▸ Data listing:
— start —
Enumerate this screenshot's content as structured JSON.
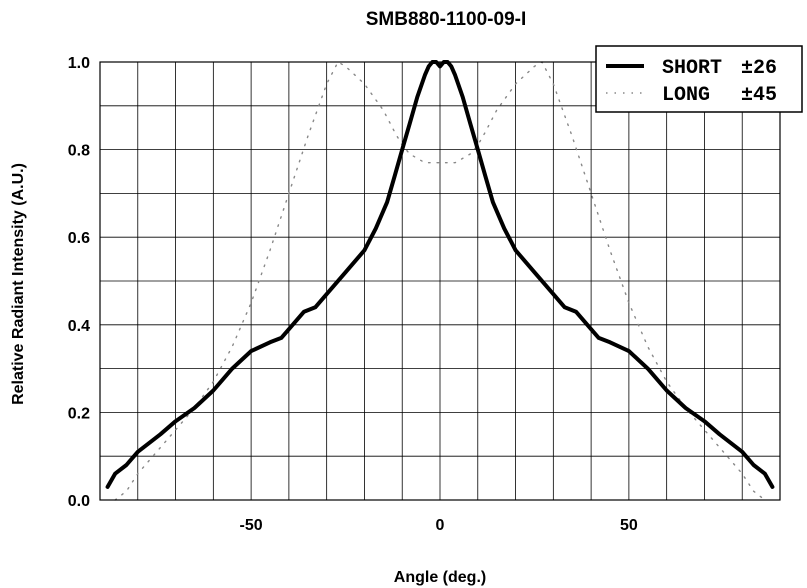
{
  "chart_data": {
    "type": "line",
    "title": "SMB880-1100-09-I",
    "xlabel": "Angle (deg.)",
    "ylabel": "Relative Radiant Intensity (A.U.)",
    "xlim": [
      -90,
      90
    ],
    "ylim": [
      0,
      1.0
    ],
    "x_ticks": [
      -50,
      0,
      50
    ],
    "x_tick_labels": [
      "-50",
      "0",
      "50"
    ],
    "y_ticks": [
      0.0,
      0.2,
      0.4,
      0.6,
      0.8,
      1.0
    ],
    "y_tick_labels": [
      "0.0",
      "0.2",
      "0.4",
      "0.6",
      "0.8",
      "1.0"
    ],
    "grid": true,
    "legend_position": "top-right",
    "series": [
      {
        "name": "SHORT",
        "legend_value": "±26",
        "color": "#000000",
        "style": "solid",
        "x": [
          -88,
          -86,
          -83,
          -80,
          -77,
          -74,
          -70,
          -65,
          -60,
          -55,
          -50,
          -45,
          -42,
          -40,
          -36,
          -33,
          -30,
          -25,
          -20,
          -17,
          -14,
          -12,
          -10,
          -8,
          -6,
          -4,
          -3,
          -2,
          -1,
          0,
          1,
          2,
          3,
          4,
          6,
          8,
          10,
          12,
          14,
          17,
          20,
          25,
          30,
          33,
          36,
          40,
          42,
          45,
          50,
          55,
          60,
          65,
          70,
          74,
          77,
          80,
          83,
          86,
          88
        ],
        "y": [
          0.03,
          0.06,
          0.08,
          0.11,
          0.13,
          0.15,
          0.18,
          0.21,
          0.25,
          0.3,
          0.34,
          0.36,
          0.37,
          0.39,
          0.43,
          0.44,
          0.47,
          0.52,
          0.57,
          0.62,
          0.68,
          0.74,
          0.8,
          0.86,
          0.92,
          0.97,
          0.99,
          1.0,
          1.0,
          0.99,
          1.0,
          1.0,
          0.99,
          0.97,
          0.92,
          0.86,
          0.8,
          0.74,
          0.68,
          0.62,
          0.57,
          0.52,
          0.47,
          0.44,
          0.43,
          0.39,
          0.37,
          0.36,
          0.34,
          0.3,
          0.25,
          0.21,
          0.18,
          0.15,
          0.13,
          0.11,
          0.08,
          0.06,
          0.03
        ]
      },
      {
        "name": "LONG",
        "legend_value": "±45",
        "color": "#888888",
        "style": "dotted",
        "x": [
          -86,
          -83,
          -80,
          -75,
          -70,
          -65,
          -60,
          -55,
          -50,
          -45,
          -40,
          -35,
          -30,
          -27,
          -25,
          -20,
          -15,
          -12,
          -10,
          -8,
          -6,
          -4,
          -2,
          0,
          2,
          4,
          6,
          8,
          10,
          12,
          15,
          20,
          25,
          27,
          30,
          35,
          40,
          45,
          50,
          55,
          60,
          65,
          70,
          75,
          80,
          83,
          86
        ],
        "y": [
          0.0,
          0.02,
          0.06,
          0.11,
          0.16,
          0.21,
          0.27,
          0.35,
          0.45,
          0.57,
          0.7,
          0.83,
          0.95,
          1.0,
          0.99,
          0.95,
          0.89,
          0.84,
          0.81,
          0.79,
          0.78,
          0.77,
          0.77,
          0.77,
          0.77,
          0.77,
          0.78,
          0.79,
          0.81,
          0.84,
          0.89,
          0.95,
          0.99,
          1.0,
          0.95,
          0.83,
          0.7,
          0.57,
          0.45,
          0.35,
          0.27,
          0.21,
          0.16,
          0.11,
          0.06,
          0.02,
          0.0
        ]
      }
    ]
  }
}
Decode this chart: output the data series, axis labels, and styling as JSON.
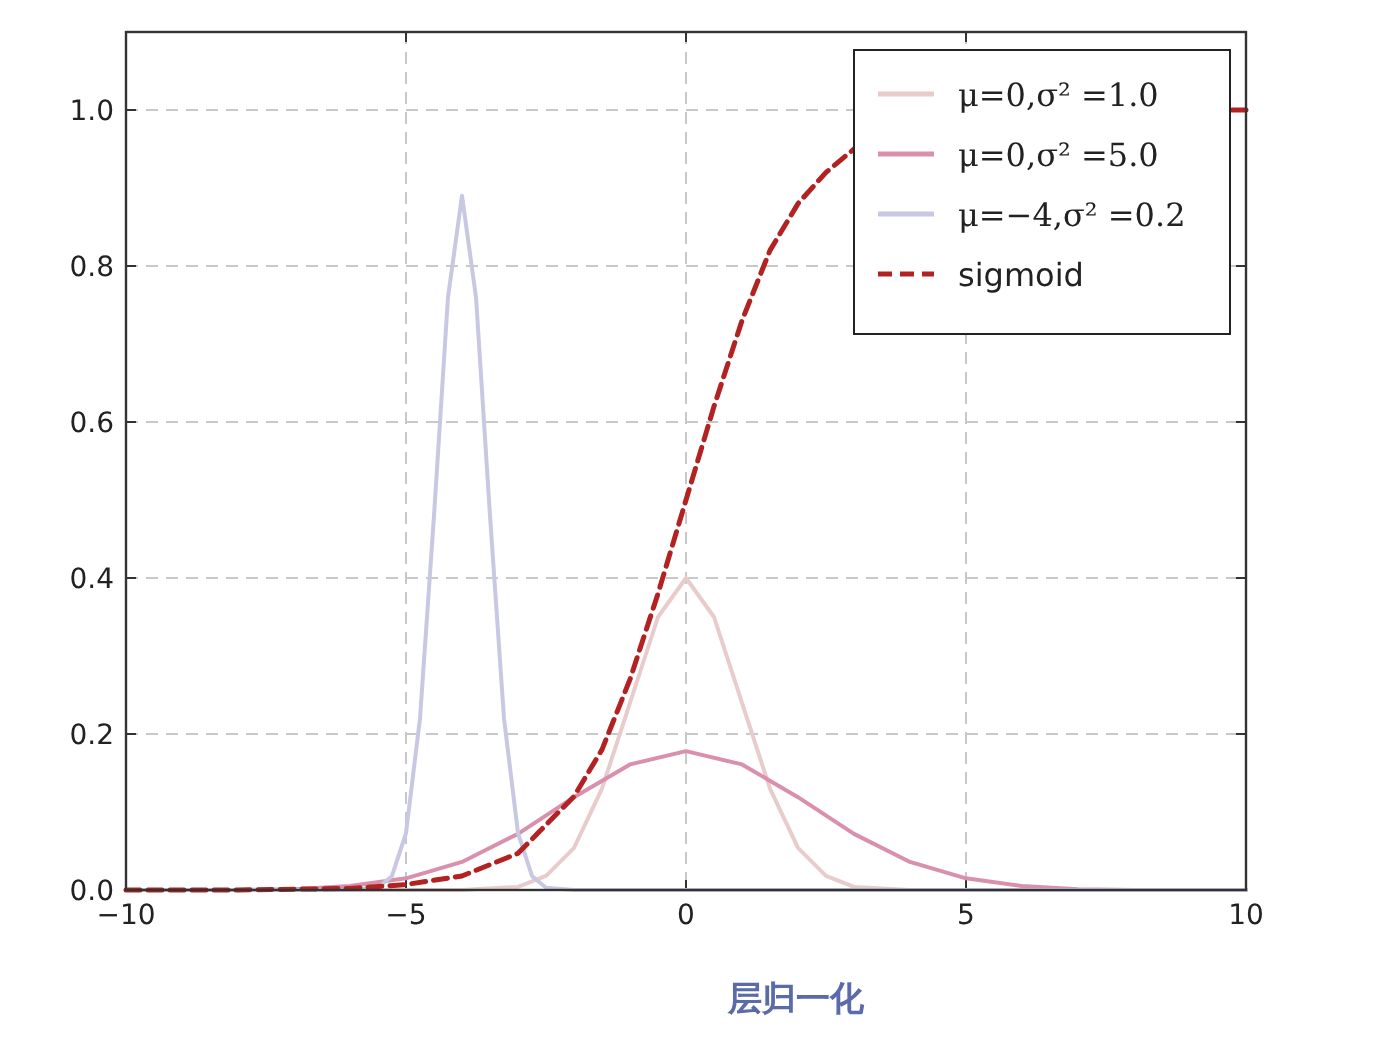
{
  "chart_data": {
    "type": "line",
    "xlim": [
      -10,
      10
    ],
    "ylim": [
      0,
      1.1
    ],
    "xticks": [
      {
        "value": -10,
        "label": "−10"
      },
      {
        "value": -5,
        "label": "−5"
      },
      0,
      5,
      10
    ],
    "yticks": [
      {
        "value": 0,
        "label": "0.0"
      },
      {
        "value": 0.2,
        "label": "0.2"
      },
      {
        "value": 0.4,
        "label": "0.4"
      },
      {
        "value": 0.6,
        "label": "0.6"
      },
      {
        "value": 0.8,
        "label": "0.8"
      },
      {
        "value": 1,
        "label": "1.0"
      }
    ],
    "grid": true,
    "legend": "top right",
    "series": [
      {
        "name": "μ=0,σ² =1.0",
        "color": "#e8cccc",
        "line_style": "solid",
        "x": [
          -10,
          -4,
          -3,
          -2.5,
          -2,
          -1.5,
          -1,
          -0.5,
          0,
          0.5,
          1,
          1.5,
          2,
          2.5,
          3,
          4,
          10
        ],
        "values": [
          0,
          0,
          0.004,
          0.018,
          0.054,
          0.13,
          0.24,
          0.35,
          0.4,
          0.35,
          0.24,
          0.13,
          0.054,
          0.018,
          0.004,
          0,
          0
        ]
      },
      {
        "name": "μ=0,σ² =5.0",
        "color": "#d990ad",
        "line_style": "solid",
        "x": [
          -10,
          -9,
          -8,
          -7,
          -6,
          -5,
          -4,
          -3,
          -2,
          -1,
          0,
          1,
          2,
          3,
          4,
          5,
          6,
          7,
          8,
          9,
          10
        ],
        "values": [
          0,
          0,
          0,
          0.001,
          0.005,
          0.015,
          0.036,
          0.072,
          0.119,
          0.161,
          0.178,
          0.161,
          0.119,
          0.072,
          0.036,
          0.015,
          0.005,
          0.001,
          0,
          0,
          0
        ]
      },
      {
        "name": "μ=−4,σ² =0.2",
        "color": "#c8c8e2",
        "line_style": "solid",
        "x": [
          -10,
          -6,
          -5.5,
          -5.25,
          -5,
          -4.75,
          -4.5,
          -4.25,
          -4,
          -3.75,
          -3.5,
          -3.25,
          -3,
          -2.75,
          -2.5,
          -2,
          10
        ],
        "values": [
          0,
          0,
          0.003,
          0.018,
          0.073,
          0.22,
          0.48,
          0.76,
          0.89,
          0.76,
          0.48,
          0.22,
          0.073,
          0.018,
          0.003,
          0,
          0
        ]
      },
      {
        "name": "sigmoid",
        "color": "#b22222",
        "line_style": "dashed",
        "x": [
          -10,
          -9,
          -8,
          -7,
          -6,
          -5,
          -4,
          -3,
          -2,
          -1.5,
          -1,
          -0.5,
          0,
          0.5,
          1,
          1.5,
          2,
          2.5,
          3,
          4,
          5,
          6,
          7,
          8,
          9,
          9.75,
          10
        ],
        "values": [
          0,
          0,
          0,
          0.001,
          0.002,
          0.007,
          0.018,
          0.047,
          0.12,
          0.18,
          0.27,
          0.38,
          0.5,
          0.62,
          0.73,
          0.82,
          0.88,
          0.92,
          0.95,
          null,
          null,
          null,
          null,
          null,
          null,
          1.0,
          1.0
        ]
      }
    ],
    "annotations": [
      "层归一化"
    ]
  }
}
— end —
▸ Problem details: Reproduce every entry exactly, but omit each picture.

▸ Complete response:
Enumerate this screenshot's content as structured JSON.
{
  "chart_data": {
    "type": "line",
    "title": "SMB880-1100-09-I",
    "xlabel": "Angle (deg.)",
    "ylabel": "Relative Radiant Intensity (A.U.)",
    "xlim": [
      -90,
      90
    ],
    "ylim": [
      0,
      1.0
    ],
    "x_ticks": [
      -50,
      0,
      50
    ],
    "x_tick_labels": [
      "-50",
      "0",
      "50"
    ],
    "y_ticks": [
      0.0,
      0.2,
      0.4,
      0.6,
      0.8,
      1.0
    ],
    "y_tick_labels": [
      "0.0",
      "0.2",
      "0.4",
      "0.6",
      "0.8",
      "1.0"
    ],
    "grid": true,
    "legend_position": "top-right",
    "series": [
      {
        "name": "SHORT",
        "legend_value": "±26",
        "color": "#000000",
        "style": "solid",
        "x": [
          -88,
          -86,
          -83,
          -80,
          -77,
          -74,
          -70,
          -65,
          -60,
          -55,
          -50,
          -45,
          -42,
          -40,
          -36,
          -33,
          -30,
          -25,
          -20,
          -17,
          -14,
          -12,
          -10,
          -8,
          -6,
          -4,
          -3,
          -2,
          -1,
          0,
          1,
          2,
          3,
          4,
          6,
          8,
          10,
          12,
          14,
          17,
          20,
          25,
          30,
          33,
          36,
          40,
          42,
          45,
          50,
          55,
          60,
          65,
          70,
          74,
          77,
          80,
          83,
          86,
          88
        ],
        "y": [
          0.03,
          0.06,
          0.08,
          0.11,
          0.13,
          0.15,
          0.18,
          0.21,
          0.25,
          0.3,
          0.34,
          0.36,
          0.37,
          0.39,
          0.43,
          0.44,
          0.47,
          0.52,
          0.57,
          0.62,
          0.68,
          0.74,
          0.8,
          0.86,
          0.92,
          0.97,
          0.99,
          1.0,
          1.0,
          0.99,
          1.0,
          1.0,
          0.99,
          0.97,
          0.92,
          0.86,
          0.8,
          0.74,
          0.68,
          0.62,
          0.57,
          0.52,
          0.47,
          0.44,
          0.43,
          0.39,
          0.37,
          0.36,
          0.34,
          0.3,
          0.25,
          0.21,
          0.18,
          0.15,
          0.13,
          0.11,
          0.08,
          0.06,
          0.03
        ]
      },
      {
        "name": "LONG",
        "legend_value": "±45",
        "color": "#888888",
        "style": "dotted",
        "x": [
          -86,
          -83,
          -80,
          -75,
          -70,
          -65,
          -60,
          -55,
          -50,
          -45,
          -40,
          -35,
          -30,
          -27,
          -25,
          -20,
          -15,
          -12,
          -10,
          -8,
          -6,
          -4,
          -2,
          0,
          2,
          4,
          6,
          8,
          10,
          12,
          15,
          20,
          25,
          27,
          30,
          35,
          40,
          45,
          50,
          55,
          60,
          65,
          70,
          75,
          80,
          83,
          86
        ],
        "y": [
          0.0,
          0.02,
          0.06,
          0.11,
          0.16,
          0.21,
          0.27,
          0.35,
          0.45,
          0.57,
          0.7,
          0.83,
          0.95,
          1.0,
          0.99,
          0.95,
          0.89,
          0.84,
          0.81,
          0.79,
          0.78,
          0.77,
          0.77,
          0.77,
          0.77,
          0.77,
          0.78,
          0.79,
          0.81,
          0.84,
          0.89,
          0.95,
          0.99,
          1.0,
          0.95,
          0.83,
          0.7,
          0.57,
          0.45,
          0.35,
          0.27,
          0.21,
          0.16,
          0.11,
          0.06,
          0.02,
          0.0
        ]
      }
    ]
  }
}
Decode this chart: output the data series, axis labels, and styling as JSON.
{
  "chart_data": {
    "type": "line",
    "xlim": [
      -10,
      10
    ],
    "ylim": [
      0,
      1.1
    ],
    "xticks": [
      {
        "value": -10,
        "label": "−10"
      },
      {
        "value": -5,
        "label": "−5"
      },
      0,
      5,
      10
    ],
    "yticks": [
      {
        "value": 0,
        "label": "0.0"
      },
      {
        "value": 0.2,
        "label": "0.2"
      },
      {
        "value": 0.4,
        "label": "0.4"
      },
      {
        "value": 0.6,
        "label": "0.6"
      },
      {
        "value": 0.8,
        "label": "0.8"
      },
      {
        "value": 1,
        "label": "1.0"
      }
    ],
    "grid": true,
    "legend": "top right",
    "series": [
      {
        "name": "μ=0,σ² =1.0",
        "color": "#e8cccc",
        "line_style": "solid",
        "x": [
          -10,
          -4,
          -3,
          -2.5,
          -2,
          -1.5,
          -1,
          -0.5,
          0,
          0.5,
          1,
          1.5,
          2,
          2.5,
          3,
          4,
          10
        ],
        "values": [
          0,
          0,
          0.004,
          0.018,
          0.054,
          0.13,
          0.24,
          0.35,
          0.4,
          0.35,
          0.24,
          0.13,
          0.054,
          0.018,
          0.004,
          0,
          0
        ]
      },
      {
        "name": "μ=0,σ² =5.0",
        "color": "#d990ad",
        "line_style": "solid",
        "x": [
          -10,
          -9,
          -8,
          -7,
          -6,
          -5,
          -4,
          -3,
          -2,
          -1,
          0,
          1,
          2,
          3,
          4,
          5,
          6,
          7,
          8,
          9,
          10
        ],
        "values": [
          0,
          0,
          0,
          0.001,
          0.005,
          0.015,
          0.036,
          0.072,
          0.119,
          0.161,
          0.178,
          0.161,
          0.119,
          0.072,
          0.036,
          0.015,
          0.005,
          0.001,
          0,
          0,
          0
        ]
      },
      {
        "name": "μ=−4,σ² =0.2",
        "color": "#c8c8e2",
        "line_style": "solid",
        "x": [
          -10,
          -6,
          -5.5,
          -5.25,
          -5,
          -4.75,
          -4.5,
          -4.25,
          -4,
          -3.75,
          -3.5,
          -3.25,
          -3,
          -2.75,
          -2.5,
          -2,
          10
        ],
        "values": [
          0,
          0,
          0.003,
          0.018,
          0.073,
          0.22,
          0.48,
          0.76,
          0.89,
          0.76,
          0.48,
          0.22,
          0.073,
          0.018,
          0.003,
          0,
          0
        ]
      },
      {
        "name": "sigmoid",
        "color": "#b22222",
        "line_style": "dashed",
        "x": [
          -10,
          -9,
          -8,
          -7,
          -6,
          -5,
          -4,
          -3,
          -2,
          -1.5,
          -1,
          -0.5,
          0,
          0.5,
          1,
          1.5,
          2,
          2.5,
          3,
          4,
          5,
          6,
          7,
          8,
          9,
          9.75,
          10
        ],
        "values": [
          0,
          0,
          0,
          0.001,
          0.002,
          0.007,
          0.018,
          0.047,
          0.12,
          0.18,
          0.27,
          0.38,
          0.5,
          0.62,
          0.73,
          0.82,
          0.88,
          0.92,
          0.95,
          null,
          null,
          null,
          null,
          null,
          null,
          1.0,
          1.0
        ]
      }
    ],
    "annotations": [
      "层归一化"
    ]
  }
}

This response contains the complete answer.